Written request:
Count how many lines in this material contain "legend". The answer is that number alone.

Start Input material

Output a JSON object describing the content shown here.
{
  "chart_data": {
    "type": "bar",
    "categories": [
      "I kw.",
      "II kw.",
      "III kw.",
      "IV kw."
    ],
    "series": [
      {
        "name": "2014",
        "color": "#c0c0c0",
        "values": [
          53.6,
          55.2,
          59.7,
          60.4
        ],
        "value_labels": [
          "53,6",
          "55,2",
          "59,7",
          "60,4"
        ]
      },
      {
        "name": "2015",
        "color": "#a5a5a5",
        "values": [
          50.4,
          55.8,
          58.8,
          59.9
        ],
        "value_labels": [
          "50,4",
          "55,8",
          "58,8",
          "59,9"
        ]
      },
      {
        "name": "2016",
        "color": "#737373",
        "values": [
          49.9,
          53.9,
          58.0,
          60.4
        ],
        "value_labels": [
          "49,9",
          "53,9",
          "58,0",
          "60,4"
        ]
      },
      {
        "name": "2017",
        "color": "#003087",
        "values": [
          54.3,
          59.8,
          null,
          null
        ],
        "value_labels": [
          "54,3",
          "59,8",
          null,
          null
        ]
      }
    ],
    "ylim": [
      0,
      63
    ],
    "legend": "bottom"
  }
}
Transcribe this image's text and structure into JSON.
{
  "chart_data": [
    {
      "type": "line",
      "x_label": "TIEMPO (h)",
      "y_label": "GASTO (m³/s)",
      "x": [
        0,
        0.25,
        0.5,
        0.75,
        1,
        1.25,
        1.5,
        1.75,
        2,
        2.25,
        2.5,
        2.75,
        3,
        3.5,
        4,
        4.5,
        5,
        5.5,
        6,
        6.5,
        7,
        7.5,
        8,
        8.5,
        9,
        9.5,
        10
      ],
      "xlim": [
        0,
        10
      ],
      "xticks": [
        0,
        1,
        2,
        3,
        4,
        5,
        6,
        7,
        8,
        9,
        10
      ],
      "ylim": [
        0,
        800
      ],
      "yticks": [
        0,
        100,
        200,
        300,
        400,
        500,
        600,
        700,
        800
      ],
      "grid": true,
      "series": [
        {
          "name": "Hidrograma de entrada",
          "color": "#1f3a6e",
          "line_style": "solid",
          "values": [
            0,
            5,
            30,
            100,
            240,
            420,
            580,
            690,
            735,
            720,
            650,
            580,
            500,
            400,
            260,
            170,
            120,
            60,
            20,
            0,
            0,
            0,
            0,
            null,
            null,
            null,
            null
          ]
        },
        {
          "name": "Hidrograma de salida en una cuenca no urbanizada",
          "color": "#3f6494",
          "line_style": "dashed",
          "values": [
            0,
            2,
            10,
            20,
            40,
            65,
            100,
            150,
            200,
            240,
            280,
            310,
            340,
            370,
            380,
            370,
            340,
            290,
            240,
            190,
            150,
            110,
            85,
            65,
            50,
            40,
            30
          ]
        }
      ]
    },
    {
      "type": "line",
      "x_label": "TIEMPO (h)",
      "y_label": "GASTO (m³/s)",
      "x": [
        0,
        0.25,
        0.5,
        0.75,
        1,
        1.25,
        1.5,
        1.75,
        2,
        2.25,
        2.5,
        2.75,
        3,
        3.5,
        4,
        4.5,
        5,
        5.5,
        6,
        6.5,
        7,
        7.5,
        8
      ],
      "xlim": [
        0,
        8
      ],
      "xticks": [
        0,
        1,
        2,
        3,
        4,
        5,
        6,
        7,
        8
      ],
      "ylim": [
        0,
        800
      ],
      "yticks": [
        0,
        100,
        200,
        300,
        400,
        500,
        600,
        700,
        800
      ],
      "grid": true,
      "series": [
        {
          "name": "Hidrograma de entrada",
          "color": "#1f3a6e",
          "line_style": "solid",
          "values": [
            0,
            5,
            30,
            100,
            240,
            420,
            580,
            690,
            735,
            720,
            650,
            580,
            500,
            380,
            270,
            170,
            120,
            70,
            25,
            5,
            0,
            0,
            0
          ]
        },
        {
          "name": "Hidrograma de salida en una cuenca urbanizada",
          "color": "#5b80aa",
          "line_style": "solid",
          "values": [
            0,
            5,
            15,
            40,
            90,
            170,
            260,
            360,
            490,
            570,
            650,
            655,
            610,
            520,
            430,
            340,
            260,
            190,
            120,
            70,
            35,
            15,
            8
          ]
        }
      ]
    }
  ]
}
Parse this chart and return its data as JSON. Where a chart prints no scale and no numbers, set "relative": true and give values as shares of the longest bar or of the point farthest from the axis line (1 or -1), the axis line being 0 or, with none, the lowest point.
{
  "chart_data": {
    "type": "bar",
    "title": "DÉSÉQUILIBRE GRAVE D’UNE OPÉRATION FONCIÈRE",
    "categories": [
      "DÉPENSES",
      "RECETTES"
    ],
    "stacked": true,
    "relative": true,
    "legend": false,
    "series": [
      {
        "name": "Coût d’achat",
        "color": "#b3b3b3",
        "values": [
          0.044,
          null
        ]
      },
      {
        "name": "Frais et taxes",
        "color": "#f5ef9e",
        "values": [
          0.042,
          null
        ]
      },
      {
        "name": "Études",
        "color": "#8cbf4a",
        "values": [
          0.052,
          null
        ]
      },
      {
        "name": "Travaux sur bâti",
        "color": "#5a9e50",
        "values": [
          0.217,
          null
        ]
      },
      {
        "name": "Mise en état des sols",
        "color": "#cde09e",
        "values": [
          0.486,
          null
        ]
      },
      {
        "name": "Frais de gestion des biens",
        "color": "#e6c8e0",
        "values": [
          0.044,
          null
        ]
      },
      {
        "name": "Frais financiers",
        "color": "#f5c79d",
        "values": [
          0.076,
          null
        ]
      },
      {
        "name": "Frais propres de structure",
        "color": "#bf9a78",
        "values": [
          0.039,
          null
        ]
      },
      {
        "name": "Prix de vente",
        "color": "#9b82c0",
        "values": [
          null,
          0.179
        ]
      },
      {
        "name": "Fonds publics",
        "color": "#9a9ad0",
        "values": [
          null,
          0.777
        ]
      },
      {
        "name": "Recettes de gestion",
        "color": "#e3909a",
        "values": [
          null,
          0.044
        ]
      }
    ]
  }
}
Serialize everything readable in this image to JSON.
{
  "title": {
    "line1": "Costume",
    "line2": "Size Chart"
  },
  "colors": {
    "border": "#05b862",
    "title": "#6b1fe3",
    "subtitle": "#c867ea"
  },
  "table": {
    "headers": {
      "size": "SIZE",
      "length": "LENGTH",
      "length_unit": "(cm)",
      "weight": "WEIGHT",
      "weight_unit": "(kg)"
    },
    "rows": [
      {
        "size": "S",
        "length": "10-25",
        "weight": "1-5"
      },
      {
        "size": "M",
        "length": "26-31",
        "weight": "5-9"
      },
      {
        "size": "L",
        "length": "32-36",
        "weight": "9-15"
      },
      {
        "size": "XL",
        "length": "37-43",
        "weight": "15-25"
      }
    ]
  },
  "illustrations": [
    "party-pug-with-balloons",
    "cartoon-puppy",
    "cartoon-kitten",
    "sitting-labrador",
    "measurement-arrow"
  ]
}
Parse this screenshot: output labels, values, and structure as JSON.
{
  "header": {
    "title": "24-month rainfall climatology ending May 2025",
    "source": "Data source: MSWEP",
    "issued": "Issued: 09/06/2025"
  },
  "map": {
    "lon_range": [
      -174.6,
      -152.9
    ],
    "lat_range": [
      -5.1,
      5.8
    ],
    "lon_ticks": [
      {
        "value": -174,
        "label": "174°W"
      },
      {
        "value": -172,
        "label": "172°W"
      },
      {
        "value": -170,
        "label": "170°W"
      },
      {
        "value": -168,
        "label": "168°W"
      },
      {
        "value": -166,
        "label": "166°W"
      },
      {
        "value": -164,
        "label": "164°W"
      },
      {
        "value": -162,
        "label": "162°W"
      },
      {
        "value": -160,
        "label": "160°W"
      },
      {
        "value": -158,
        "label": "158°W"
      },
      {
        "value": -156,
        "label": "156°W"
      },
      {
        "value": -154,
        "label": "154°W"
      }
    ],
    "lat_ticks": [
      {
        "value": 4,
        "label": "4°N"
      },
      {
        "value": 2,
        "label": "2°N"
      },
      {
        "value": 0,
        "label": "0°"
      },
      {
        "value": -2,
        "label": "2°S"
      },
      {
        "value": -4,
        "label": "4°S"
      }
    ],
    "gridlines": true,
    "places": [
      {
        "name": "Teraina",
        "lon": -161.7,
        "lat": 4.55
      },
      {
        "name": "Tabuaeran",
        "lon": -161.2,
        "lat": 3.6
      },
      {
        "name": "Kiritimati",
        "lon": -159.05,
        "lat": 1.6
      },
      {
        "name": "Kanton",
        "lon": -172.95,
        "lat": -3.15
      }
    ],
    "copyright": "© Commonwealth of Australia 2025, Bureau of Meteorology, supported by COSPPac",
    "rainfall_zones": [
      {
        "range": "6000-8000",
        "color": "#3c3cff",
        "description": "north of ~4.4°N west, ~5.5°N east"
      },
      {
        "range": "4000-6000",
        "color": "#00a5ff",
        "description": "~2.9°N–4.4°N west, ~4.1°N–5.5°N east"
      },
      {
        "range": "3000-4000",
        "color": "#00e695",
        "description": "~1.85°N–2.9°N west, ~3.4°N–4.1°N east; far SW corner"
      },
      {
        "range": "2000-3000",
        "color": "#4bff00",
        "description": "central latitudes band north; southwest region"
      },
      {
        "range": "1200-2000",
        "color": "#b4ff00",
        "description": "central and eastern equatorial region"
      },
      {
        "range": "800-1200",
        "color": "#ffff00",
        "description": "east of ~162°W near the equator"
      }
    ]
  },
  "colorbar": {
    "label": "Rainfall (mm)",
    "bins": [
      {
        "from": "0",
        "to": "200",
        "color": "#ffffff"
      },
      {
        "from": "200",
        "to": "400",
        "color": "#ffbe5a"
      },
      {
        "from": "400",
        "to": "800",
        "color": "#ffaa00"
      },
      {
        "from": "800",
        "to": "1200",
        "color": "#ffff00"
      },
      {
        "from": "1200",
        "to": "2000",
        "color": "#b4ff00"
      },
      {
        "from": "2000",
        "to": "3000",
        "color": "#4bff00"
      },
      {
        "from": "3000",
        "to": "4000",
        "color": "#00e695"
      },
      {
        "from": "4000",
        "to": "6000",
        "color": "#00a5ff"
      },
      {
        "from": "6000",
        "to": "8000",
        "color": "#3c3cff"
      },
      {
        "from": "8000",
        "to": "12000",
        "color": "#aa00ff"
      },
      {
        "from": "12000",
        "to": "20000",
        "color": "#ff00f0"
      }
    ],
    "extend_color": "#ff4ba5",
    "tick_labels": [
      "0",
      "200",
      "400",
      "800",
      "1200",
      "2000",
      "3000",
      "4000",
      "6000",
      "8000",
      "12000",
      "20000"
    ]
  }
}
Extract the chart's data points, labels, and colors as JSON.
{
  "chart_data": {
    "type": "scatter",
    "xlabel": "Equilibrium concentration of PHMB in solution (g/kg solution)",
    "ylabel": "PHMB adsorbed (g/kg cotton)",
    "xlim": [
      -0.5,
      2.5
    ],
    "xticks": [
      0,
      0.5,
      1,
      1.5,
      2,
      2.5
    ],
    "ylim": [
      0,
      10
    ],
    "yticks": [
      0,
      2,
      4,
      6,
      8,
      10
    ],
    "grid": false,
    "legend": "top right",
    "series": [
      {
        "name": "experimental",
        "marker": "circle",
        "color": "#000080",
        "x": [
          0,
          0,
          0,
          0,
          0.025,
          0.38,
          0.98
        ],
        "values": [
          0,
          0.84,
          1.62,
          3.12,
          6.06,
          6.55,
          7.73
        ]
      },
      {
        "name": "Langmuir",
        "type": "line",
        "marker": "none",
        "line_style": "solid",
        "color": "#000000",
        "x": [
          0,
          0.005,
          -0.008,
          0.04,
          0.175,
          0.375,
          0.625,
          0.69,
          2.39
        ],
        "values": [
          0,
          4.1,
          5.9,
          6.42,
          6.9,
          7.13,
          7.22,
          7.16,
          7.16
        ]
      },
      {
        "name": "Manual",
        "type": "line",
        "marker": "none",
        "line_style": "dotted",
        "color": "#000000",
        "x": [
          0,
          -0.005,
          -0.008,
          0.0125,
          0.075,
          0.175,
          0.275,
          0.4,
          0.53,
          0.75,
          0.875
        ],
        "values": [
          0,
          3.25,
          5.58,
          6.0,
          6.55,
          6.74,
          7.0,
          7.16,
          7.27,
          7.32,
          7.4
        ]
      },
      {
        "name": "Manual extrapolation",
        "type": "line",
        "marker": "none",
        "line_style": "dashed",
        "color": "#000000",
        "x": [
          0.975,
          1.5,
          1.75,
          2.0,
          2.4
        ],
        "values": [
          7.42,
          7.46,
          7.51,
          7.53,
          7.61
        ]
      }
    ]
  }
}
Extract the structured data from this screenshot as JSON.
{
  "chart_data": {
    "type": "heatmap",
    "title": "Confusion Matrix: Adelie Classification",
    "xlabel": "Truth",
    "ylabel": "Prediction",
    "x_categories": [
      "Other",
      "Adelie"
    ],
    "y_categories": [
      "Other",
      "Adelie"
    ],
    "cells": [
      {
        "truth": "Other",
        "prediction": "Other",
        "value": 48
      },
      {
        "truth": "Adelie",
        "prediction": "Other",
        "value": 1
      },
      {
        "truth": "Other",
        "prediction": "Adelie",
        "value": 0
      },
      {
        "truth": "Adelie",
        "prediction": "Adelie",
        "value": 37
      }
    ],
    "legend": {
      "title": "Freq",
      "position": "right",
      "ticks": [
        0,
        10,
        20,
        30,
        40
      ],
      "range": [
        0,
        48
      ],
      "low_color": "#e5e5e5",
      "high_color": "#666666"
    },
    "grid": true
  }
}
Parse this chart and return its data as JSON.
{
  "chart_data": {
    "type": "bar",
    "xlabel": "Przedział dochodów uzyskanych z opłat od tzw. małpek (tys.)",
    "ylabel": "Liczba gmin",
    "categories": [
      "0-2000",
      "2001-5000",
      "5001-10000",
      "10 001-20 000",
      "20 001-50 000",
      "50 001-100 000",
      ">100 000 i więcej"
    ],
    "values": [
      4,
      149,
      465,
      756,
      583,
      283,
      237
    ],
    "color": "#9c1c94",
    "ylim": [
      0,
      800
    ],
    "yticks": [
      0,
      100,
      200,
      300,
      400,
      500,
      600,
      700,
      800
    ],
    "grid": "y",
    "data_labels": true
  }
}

End Input material

Response to the exercise:
4